= Exercise goal =
Turn the lines from the start of the saved items through the line containing "more-elements-label: more elements..." into a Markdown table with the columns Row and Line, skipping any blank lines. Include only these lines.

## START Input rows

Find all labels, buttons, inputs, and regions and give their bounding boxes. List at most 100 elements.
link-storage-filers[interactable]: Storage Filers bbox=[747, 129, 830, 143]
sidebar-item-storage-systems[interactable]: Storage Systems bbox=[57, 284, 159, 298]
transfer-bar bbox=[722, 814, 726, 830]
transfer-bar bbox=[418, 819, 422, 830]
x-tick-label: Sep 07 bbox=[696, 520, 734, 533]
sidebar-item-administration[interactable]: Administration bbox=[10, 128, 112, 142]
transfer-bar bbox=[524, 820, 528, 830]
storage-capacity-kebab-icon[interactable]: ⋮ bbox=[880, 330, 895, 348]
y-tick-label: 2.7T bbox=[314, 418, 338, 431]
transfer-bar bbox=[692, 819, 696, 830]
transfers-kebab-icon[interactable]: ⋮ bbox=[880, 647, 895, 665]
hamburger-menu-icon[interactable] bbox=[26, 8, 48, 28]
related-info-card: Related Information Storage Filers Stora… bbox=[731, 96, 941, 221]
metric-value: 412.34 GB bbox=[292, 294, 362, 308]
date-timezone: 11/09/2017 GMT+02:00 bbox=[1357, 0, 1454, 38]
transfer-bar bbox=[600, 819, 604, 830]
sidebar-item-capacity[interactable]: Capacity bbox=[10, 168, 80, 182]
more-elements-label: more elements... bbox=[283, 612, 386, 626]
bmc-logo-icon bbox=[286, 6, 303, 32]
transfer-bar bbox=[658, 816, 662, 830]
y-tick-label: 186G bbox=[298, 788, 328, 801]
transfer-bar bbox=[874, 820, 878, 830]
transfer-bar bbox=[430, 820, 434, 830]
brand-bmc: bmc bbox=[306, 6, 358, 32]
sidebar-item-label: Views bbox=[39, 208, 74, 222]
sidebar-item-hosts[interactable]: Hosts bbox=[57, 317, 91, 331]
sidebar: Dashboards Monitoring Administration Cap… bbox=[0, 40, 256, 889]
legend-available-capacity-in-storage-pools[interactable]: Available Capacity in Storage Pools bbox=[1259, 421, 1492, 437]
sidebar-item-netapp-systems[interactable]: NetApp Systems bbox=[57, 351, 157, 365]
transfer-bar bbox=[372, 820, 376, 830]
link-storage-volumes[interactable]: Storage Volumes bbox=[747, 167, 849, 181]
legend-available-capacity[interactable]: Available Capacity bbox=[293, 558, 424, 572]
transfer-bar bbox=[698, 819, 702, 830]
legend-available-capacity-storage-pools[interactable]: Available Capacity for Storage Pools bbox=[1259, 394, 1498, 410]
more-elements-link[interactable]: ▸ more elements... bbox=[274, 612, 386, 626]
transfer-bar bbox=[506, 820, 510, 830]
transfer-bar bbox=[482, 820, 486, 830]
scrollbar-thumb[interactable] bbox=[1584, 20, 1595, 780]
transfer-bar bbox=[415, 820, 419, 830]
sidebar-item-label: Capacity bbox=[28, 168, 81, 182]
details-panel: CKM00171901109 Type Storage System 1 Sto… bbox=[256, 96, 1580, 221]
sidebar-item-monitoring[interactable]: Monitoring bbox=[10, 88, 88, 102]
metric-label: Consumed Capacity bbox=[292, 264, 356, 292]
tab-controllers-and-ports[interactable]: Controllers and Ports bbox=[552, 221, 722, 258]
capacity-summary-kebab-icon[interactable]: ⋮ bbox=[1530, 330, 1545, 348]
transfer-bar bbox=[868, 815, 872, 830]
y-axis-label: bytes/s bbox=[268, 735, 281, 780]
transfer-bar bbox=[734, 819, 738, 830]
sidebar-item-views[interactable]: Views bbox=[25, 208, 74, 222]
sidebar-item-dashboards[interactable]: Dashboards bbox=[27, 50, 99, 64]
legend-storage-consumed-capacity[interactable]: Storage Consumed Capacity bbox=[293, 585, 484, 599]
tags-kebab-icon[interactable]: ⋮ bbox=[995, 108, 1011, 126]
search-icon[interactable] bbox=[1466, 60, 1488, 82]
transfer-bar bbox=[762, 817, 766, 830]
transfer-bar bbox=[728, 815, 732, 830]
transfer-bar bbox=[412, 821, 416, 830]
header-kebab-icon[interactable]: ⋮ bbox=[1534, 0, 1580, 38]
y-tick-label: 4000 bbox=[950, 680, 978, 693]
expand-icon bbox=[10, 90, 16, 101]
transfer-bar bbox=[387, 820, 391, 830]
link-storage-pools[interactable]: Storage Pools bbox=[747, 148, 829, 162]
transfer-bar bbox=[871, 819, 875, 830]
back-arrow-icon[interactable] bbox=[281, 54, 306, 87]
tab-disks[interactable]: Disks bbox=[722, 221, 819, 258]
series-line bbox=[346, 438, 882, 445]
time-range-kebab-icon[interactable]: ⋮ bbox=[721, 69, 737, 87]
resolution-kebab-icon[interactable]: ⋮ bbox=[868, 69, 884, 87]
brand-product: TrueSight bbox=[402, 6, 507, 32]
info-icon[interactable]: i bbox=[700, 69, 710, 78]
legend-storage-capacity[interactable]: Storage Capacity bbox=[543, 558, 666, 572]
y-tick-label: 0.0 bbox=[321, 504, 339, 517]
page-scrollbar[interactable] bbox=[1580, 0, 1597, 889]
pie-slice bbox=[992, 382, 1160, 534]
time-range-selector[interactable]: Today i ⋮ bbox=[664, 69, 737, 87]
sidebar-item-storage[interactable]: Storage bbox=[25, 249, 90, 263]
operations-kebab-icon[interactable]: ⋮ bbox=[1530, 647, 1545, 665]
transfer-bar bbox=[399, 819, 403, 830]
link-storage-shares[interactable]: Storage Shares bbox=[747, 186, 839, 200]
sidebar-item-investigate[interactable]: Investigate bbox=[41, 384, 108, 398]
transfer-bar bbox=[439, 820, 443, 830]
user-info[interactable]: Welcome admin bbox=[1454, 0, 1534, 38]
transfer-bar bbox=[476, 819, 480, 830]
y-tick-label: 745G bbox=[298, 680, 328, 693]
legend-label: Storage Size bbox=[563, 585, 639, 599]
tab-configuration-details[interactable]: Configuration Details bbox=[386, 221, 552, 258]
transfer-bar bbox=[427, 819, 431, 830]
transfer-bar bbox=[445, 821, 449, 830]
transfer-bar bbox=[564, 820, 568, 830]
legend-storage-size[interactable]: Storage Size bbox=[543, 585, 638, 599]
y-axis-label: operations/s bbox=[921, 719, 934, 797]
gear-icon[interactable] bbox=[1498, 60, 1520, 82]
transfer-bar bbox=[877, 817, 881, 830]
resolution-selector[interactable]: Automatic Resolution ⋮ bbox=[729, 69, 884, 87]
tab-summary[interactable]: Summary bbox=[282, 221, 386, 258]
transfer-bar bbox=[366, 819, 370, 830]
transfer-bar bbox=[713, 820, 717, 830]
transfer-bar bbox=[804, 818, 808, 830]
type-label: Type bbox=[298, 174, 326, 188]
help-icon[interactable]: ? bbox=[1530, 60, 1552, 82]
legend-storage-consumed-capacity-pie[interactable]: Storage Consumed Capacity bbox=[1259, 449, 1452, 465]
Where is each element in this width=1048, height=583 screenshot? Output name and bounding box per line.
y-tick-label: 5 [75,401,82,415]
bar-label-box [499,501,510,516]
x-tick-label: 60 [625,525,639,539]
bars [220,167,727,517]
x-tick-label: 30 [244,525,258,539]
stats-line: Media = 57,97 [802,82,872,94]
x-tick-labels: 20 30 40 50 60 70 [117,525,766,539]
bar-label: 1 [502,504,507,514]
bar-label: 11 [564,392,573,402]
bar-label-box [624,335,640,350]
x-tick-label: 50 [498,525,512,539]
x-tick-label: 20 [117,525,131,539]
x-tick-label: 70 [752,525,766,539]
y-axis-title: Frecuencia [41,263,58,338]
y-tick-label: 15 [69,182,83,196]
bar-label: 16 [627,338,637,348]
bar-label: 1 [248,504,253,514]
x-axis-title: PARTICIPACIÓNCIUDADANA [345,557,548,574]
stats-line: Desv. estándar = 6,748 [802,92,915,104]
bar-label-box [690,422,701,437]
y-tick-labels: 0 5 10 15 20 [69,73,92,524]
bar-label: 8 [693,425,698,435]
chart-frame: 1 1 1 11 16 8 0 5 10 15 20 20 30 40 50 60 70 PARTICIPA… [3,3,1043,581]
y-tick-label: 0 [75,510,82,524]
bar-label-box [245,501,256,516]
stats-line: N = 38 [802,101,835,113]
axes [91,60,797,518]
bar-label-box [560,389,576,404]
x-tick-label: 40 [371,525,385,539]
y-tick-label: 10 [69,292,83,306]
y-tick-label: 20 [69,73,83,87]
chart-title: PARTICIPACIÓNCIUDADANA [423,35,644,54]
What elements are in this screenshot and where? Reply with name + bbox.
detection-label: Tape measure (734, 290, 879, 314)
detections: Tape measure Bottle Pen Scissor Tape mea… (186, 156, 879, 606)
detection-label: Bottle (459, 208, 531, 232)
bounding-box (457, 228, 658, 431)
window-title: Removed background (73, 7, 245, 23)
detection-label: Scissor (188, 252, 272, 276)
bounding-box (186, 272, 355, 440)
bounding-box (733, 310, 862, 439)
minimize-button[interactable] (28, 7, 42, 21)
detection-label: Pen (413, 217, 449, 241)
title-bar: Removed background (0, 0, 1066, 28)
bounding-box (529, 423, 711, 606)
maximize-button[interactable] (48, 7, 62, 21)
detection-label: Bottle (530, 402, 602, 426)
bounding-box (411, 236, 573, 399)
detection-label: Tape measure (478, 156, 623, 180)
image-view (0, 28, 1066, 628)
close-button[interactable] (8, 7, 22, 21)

## END Input rows

= Answer below =
| Row | Line |
|---|---|
| 1 | Find all labels, buttons, inputs, and regions and give their bounding boxes. List at most 100 elements. |
| 2 | link-storage-filers[interactable]: Storage Filers bbox=[747, 129, 830, 143] |
| 3 | sidebar-item-storage-systems[interactable]: Storage Systems bbox=[57, 284, 159, 298] |
| 4 | transfer-bar bbox=[722, 814, 726, 830] |
| 5 | transfer-bar bbox=[418, 819, 422, 830] |
| 6 | x-tick-label: Sep 07 bbox=[696, 520, 734, 533] |
| 7 | sidebar-item-administration[interactable]: Administration bbox=[10, 128, 112, 142] |
| 8 | transfer-bar bbox=[524, 820, 528, 830] |
| 9 | storage-capacity-kebab-icon[interactable]: ⋮ bbox=[880, 330, 895, 348] |
| 10 | y-tick-label: 2.7T bbox=[314, 418, 338, 431] |
| 11 | transfer-bar bbox=[692, 819, 696, 830] |
| 12 | transfers-kebab-icon[interactable]: ⋮ bbox=[880, 647, 895, 665] |
| 13 | hamburger-menu-icon[interactable] bbox=[26, 8, 48, 28] |
| 14 | related-info-card: Related Information Storage Filers Stora… bbox=[731, 96, 941, 221] |
| 15 | metric-value: 412.34 GB bbox=[292, 294, 362, 308] |
| 16 | date-timezone: 11/09/2017 GMT+02:00 bbox=[1357, 0, 1454, 38] |
| 17 | transfer-bar bbox=[600, 819, 604, 830] |
| 18 | sidebar-item-capacity[interactable]: Capacity bbox=[10, 168, 80, 182] |
| 19 | more-elements-label: more elements... bbox=[283, 612, 386, 626] |